Page text.

Supporters: Proposition 121 would level playing field for independents
Brent Fine took time off work and spent three months gathering 1,768 signatures in order to run as an independent candidate for state House in a Phoenix-area district.
The Democrat and Republican candidates for District 18 had to collect a minimum of 389 and 504 signatures to get on the primary ballot, respectively, according to the Arizona Secretary of State. For Fine, who has no primary as an independent, the minimum to get on the general election ballot was 1,351.
“Most candidates can’t afford to do that,” Fine said. “Lowering the requirements of the signatures would make a big difference.”
Proposition 121, dubbed the Open Elections/Open Government Act, would replace the current partisan primary system with a single primary that advances the top vote-getters regardless of party. It would also require that all candidates collect the same number of signatures.
“The initiative would equal the playing field,” Fine said.
The current signature requirement to qualify for a primary is equal to one-half of 1 percent of those registered in the party across Arizona for statewide and U.S. Senate races, and 1 percent of those registered in that party within a district for candidates running for state legislative races or races for U.S. representative.
Independent candidates in all scenarios must gather an amount equal to 3 percent of registered voters not affiliated with an established party.
Besides Fine, there are two other independent candidates in the general election, both also running for the state Legislature.
“Proposition 121 addresses the discrimination that exists with independent candidates and independent voters today,” said former Phoenix Mayor Paul Johnson, a leader of the Open Government Committee, which put forward the measure. “It does that by changing the rules to say that all candidates and all voters must be treated the same regardless of how they’re registered.”
In addition to having to gather more signatures, independent candidates currently have to pay for costly voter registration lists that state law requires counties to provide for free to political parties.
State law also requires that independent candidates be listed after partisan candidates in races on the general election.
Among its provisions, Proposition 121 would require that all candidates get equal treatment under statutes and regulations governing elections regardless of party affiliation or lack thereof.
About a third of Arizona’s registered voters aren’t affiliated with political parties, and that share has grown steadily in recent years. Those vote primary elections.
“Prop 121 ensures that candidates have to address all voters – Democrats, Republicans and independents,” Johnson said.
Doug Quelland, an independent running for Arizona State Senate in a north Phoenix district, said that Proposition 121 would allow all Arizonans to choose the candidates that end up on the general ballot.
“From an independent standpoint I’m not particularly enthralled with helping independents, Republicans or Democrats,” Quelland said. “I want to help Arizonans, and if this passes I think that it will help Arizonans.”
In 2009, the Arizona Citizens Clean Elections Commission removed Quelland, then a Republican state representative, from office after accusing him of exceeding spending limits he agreed to in return for public campaign money.
Maricopa County Attorney Bill Montgomery, who heads Save Our Vote, the main group opposing Proposition 121, called the benefits for independents “illusory.” He noted that California, which has a system similar to that proposed by Proposition 121, now has fewer independents on general election ballots.

To do.
[1] In the article on Proposition 121, what is the minimum number of signatures Brent Fine needed to get on the general election ballot?
[2] Pick up the article on Proposition 121 after its last paragraph and write the next few paragraphs.

Items.
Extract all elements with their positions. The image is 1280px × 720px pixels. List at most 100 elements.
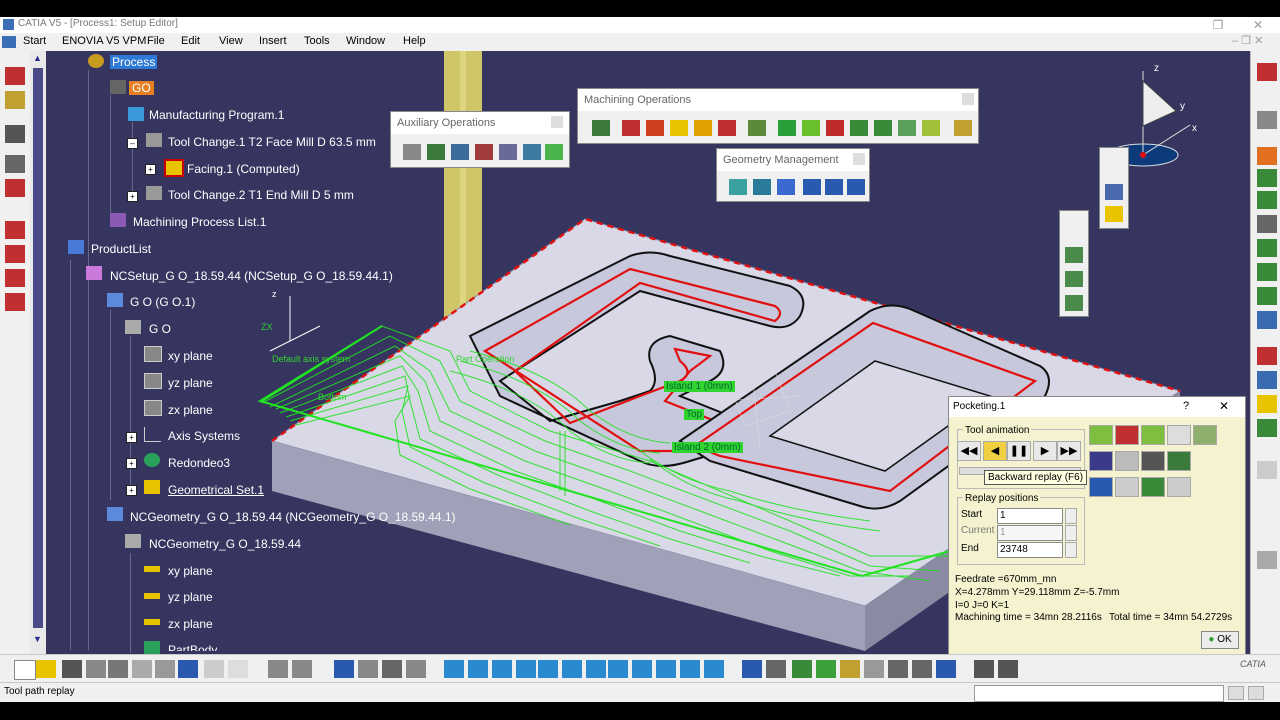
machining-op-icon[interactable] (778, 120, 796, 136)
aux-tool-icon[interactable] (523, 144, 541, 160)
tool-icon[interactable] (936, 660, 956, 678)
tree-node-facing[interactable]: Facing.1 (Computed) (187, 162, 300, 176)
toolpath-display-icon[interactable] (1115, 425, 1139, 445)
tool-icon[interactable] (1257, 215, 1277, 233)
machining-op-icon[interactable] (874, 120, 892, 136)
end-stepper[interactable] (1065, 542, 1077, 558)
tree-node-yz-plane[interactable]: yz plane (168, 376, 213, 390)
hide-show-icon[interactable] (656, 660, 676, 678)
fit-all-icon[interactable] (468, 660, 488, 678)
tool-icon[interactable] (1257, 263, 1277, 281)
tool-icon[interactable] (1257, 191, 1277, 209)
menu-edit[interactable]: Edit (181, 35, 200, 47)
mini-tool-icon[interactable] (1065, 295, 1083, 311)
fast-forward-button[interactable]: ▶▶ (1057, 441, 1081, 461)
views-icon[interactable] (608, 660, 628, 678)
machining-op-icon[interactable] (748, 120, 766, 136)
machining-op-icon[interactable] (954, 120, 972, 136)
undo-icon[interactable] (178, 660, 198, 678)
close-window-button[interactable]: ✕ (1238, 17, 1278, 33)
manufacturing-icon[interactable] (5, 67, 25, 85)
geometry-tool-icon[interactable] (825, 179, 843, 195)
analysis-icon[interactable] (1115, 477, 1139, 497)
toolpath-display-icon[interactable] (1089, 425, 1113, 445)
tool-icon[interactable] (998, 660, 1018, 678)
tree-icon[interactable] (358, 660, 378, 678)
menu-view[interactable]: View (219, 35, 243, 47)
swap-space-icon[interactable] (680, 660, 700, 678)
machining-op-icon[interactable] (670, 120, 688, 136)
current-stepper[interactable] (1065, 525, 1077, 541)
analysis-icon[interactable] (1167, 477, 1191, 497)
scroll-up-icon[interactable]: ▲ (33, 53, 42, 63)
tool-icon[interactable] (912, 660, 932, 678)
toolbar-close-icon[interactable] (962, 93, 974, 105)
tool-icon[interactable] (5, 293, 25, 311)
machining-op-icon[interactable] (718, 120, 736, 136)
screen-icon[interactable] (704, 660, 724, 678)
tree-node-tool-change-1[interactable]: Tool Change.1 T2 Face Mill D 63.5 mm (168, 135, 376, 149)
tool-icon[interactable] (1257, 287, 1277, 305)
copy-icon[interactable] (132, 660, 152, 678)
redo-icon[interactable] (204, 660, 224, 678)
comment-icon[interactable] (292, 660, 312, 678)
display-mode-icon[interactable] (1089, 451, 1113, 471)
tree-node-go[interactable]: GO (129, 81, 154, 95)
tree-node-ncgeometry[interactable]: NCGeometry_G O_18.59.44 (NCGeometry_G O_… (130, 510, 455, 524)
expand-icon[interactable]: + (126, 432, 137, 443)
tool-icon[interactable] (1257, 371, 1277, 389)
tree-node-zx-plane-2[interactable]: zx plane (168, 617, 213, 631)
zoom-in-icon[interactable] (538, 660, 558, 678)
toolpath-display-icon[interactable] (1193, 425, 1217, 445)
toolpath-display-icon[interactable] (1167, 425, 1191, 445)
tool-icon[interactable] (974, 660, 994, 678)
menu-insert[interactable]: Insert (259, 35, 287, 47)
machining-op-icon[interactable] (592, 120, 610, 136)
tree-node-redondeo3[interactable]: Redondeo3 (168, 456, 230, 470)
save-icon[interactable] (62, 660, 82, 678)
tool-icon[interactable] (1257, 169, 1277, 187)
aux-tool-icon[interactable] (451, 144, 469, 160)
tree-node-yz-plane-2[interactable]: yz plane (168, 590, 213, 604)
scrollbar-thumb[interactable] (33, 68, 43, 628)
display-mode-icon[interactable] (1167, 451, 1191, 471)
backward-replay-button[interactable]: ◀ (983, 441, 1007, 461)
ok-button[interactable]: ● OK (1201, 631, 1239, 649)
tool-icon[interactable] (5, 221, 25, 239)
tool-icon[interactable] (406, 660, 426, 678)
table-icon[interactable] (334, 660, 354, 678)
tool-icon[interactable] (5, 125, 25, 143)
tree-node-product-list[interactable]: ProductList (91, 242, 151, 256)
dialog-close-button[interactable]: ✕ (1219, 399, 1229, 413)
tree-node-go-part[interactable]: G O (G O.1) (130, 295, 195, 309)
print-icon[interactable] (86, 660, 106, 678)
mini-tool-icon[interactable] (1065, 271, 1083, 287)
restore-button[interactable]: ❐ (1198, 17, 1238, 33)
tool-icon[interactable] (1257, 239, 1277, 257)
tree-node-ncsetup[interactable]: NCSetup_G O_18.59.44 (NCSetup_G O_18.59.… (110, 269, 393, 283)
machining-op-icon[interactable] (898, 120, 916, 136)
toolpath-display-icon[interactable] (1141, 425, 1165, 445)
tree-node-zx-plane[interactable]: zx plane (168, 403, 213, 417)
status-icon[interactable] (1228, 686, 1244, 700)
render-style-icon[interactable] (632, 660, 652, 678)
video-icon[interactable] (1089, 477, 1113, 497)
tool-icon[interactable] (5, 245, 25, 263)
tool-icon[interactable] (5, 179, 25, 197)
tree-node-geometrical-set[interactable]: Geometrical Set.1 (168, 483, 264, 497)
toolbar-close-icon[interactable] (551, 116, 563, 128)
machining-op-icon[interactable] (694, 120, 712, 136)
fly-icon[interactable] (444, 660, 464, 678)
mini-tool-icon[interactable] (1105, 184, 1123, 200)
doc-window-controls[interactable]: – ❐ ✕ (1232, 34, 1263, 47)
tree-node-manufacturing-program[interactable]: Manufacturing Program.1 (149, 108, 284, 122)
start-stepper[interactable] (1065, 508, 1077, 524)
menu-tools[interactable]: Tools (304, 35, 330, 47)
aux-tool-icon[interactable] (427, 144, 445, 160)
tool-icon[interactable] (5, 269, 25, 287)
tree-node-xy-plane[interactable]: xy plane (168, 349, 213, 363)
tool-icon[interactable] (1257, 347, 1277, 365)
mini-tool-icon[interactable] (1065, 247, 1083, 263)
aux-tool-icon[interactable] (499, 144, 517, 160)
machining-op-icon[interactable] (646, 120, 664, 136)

Final results.
[1] 1,351

[2]
“If you’re a challenger under an open primary, it’s almost cost-prohibitive to be able to get that kind of exposure,” Montgomery said. “It necessarily gives an advantage to the two dominant political parties.”
Barbara Norrander, a political science professor at the University of Arizona, said even with the change proposed by Proposition 121 independent candidates would continue to lack attention unless they spend a lot of their own money.
“They’re going to face the same hurdles they face now in terms of getting their message out,” Norrander said.
[ -- Sarah Pringle, Cronkite News]
Political parties united in dislike of ‘top two’ primaries
They don’t agree on much, but a plan to create “top two” primaries has Arizona’s major and minor political parties on the same page – or at least close to it.
The responses range from outright opposition from Republican, Libertarian and Green leaders to noncommittal dislike from the Arizona Democratic Party.
Proposition 121, dubbed the Open Elections/Open Government Act, would replace the current partisan primary system with a single primary that advances the top vote-getters regardless of party.
The Open Government Committee, led by former Phoenix Mayor Paul Johnson, contends the change would produce more moderate candidates and increase primary election turnout.
Tim Sifert, spokesman for the state’s Republican Party, said voters should be able to elect the candidates of their choice and that political parties should maintain the right to elect their own candidates.
“We are adamantly opposed to this constitutional amendment,” Sifert said.
The state Democratic Party hasn’t taken an official stand on the measure, but Executive Director Luis Heredia said there is little support for it.
“We believe that Prop. 121 does not resolve what the proponents believe, which is to moderate the state,” he said.
Leaders of Arizona’s Libertarian and Green parties argue that the initiative would make it virtually impossible for their candidates to make it onto the general election ballot.
“It will destroy third parties in Arizona,” said Warren Severin, chairman of Arizona’s Libertarian Party.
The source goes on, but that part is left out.